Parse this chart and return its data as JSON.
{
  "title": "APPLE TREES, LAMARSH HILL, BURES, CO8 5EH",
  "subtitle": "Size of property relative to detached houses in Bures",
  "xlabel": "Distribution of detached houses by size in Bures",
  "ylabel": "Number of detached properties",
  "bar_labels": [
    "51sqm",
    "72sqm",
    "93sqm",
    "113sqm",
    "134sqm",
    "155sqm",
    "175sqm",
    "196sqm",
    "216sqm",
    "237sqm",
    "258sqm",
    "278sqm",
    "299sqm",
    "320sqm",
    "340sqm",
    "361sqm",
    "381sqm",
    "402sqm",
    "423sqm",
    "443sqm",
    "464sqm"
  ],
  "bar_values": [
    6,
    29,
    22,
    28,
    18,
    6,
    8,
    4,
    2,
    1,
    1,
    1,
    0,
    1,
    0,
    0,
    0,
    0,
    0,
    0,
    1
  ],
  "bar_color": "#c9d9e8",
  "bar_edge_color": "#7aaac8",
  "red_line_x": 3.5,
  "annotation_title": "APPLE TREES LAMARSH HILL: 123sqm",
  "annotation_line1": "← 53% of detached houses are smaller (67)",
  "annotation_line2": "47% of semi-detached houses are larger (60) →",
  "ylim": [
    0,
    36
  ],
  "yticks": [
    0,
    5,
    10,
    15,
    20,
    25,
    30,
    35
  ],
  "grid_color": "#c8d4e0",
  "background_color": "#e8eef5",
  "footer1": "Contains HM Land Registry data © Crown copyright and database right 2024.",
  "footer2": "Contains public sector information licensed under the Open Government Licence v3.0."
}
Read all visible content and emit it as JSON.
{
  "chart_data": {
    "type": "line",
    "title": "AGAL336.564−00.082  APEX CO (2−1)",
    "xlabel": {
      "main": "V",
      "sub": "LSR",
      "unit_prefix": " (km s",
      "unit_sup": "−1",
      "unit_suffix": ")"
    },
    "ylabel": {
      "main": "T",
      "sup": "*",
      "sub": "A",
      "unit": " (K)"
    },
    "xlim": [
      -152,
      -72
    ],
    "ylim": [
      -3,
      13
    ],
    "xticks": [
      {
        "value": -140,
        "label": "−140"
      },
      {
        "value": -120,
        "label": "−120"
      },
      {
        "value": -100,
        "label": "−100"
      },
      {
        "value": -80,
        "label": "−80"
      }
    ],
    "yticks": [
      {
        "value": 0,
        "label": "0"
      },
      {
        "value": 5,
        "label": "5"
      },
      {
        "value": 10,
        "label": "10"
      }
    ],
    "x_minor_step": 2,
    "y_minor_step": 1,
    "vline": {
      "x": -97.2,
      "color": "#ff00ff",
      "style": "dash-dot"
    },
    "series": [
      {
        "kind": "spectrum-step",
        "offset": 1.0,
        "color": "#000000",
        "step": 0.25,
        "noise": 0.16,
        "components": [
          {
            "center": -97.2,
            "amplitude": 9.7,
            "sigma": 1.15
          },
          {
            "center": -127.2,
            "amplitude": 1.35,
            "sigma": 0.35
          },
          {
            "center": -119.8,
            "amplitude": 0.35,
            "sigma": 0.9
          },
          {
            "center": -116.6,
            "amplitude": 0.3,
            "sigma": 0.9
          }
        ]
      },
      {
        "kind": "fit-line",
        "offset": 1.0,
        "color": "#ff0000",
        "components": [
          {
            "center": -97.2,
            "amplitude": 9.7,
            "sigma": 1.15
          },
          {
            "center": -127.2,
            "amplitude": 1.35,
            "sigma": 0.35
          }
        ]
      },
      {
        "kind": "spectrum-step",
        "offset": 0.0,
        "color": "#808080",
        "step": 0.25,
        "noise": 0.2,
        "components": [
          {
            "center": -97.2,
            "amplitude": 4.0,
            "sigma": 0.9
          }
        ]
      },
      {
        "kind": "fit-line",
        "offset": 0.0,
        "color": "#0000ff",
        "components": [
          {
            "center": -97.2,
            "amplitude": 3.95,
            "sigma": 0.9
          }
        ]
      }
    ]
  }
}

Exercise description →
Return every line exactly.

The output →
Parse this chart and return its data as JSON.
{
  "title": "APPLE TREES, LAMARSH HILL, BURES, CO8 5EH",
  "subtitle": "Size of property relative to detached houses in Bures",
  "xlabel": "Distribution of detached houses by size in Bures",
  "ylabel": "Number of detached properties",
  "bar_labels": [
    "51sqm",
    "72sqm",
    "93sqm",
    "113sqm",
    "134sqm",
    "155sqm",
    "175sqm",
    "196sqm",
    "216sqm",
    "237sqm",
    "258sqm",
    "278sqm",
    "299sqm",
    "320sqm",
    "340sqm",
    "361sqm",
    "381sqm",
    "402sqm",
    "423sqm",
    "443sqm",
    "464sqm"
  ],
  "bar_values": [
    6,
    29,
    22,
    28,
    18,
    6,
    8,
    4,
    2,
    1,
    1,
    1,
    0,
    1,
    0,
    0,
    0,
    0,
    0,
    0,
    1
  ],
  "bar_color": "#c9d9e8",
  "bar_edge_color": "#7aaac8",
  "red_line_x": 3.5,
  "annotation_title": "APPLE TREES LAMARSH HILL: 123sqm",
  "annotation_line1": "← 53% of detached houses are smaller (67)",
  "annotation_line2": "47% of semi-detached houses are larger (60) →",
  "ylim": [
    0,
    36
  ],
  "yticks": [
    0,
    5,
    10,
    15,
    20,
    25,
    30,
    35
  ],
  "grid_color": "#c8d4e0",
  "background_color": "#e8eef5",
  "footer1": "Contains HM Land Registry data © Crown copyright and database right 2024.",
  "footer2": "Contains public sector information licensed under the Open Government Licence v3.0."
}
Read all visible content and emit it as JSON.
{
  "chart_data": {
    "type": "line",
    "title": "AGAL336.564−00.082  APEX CO (2−1)",
    "xlabel": {
      "main": "V",
      "sub": "LSR",
      "unit_prefix": " (km s",
      "unit_sup": "−1",
      "unit_suffix": ")"
    },
    "ylabel": {
      "main": "T",
      "sup": "*",
      "sub": "A",
      "unit": " (K)"
    },
    "xlim": [
      -152,
      -72
    ],
    "ylim": [
      -3,
      13
    ],
    "xticks": [
      {
        "value": -140,
        "label": "−140"
      },
      {
        "value": -120,
        "label": "−120"
      },
      {
        "value": -100,
        "label": "−100"
      },
      {
        "value": -80,
        "label": "−80"
      }
    ],
    "yticks": [
      {
        "value": 0,
        "label": "0"
      },
      {
        "value": 5,
        "label": "5"
      },
      {
        "value": 10,
        "label": "10"
      }
    ],
    "x_minor_step": 2,
    "y_minor_step": 1,
    "vline": {
      "x": -97.2,
      "color": "#ff00ff",
      "style": "dash-dot"
    },
    "series": [
      {
        "kind": "spectrum-step",
        "offset": 1.0,
        "color": "#000000",
        "step": 0.25,
        "noise": 0.16,
        "components": [
          {
            "center": -97.2,
            "amplitude": 9.7,
            "sigma": 1.15
          },
          {
            "center": -127.2,
            "amplitude": 1.35,
            "sigma": 0.35
          },
          {
            "center": -119.8,
            "amplitude": 0.35,
            "sigma": 0.9
          },
          {
            "center": -116.6,
            "amplitude": 0.3,
            "sigma": 0.9
          }
        ]
      },
      {
        "kind": "fit-line",
        "offset": 1.0,
        "color": "#ff0000",
        "components": [
          {
            "center": -97.2,
            "amplitude": 9.7,
            "sigma": 1.15
          },
          {
            "center": -127.2,
            "amplitude": 1.35,
            "sigma": 0.35
          }
        ]
      },
      {
        "kind": "spectrum-step",
        "offset": 0.0,
        "color": "#808080",
        "step": 0.25,
        "noise": 0.2,
        "components": [
          {
            "center": -97.2,
            "amplitude": 4.0,
            "sigma": 0.9
          }
        ]
      },
      {
        "kind": "fit-line",
        "offset": 0.0,
        "color": "#0000ff",
        "components": [
          {
            "center": -97.2,
            "amplitude": 3.95,
            "sigma": 0.9
          }
        ]
      }
    ]
  }
}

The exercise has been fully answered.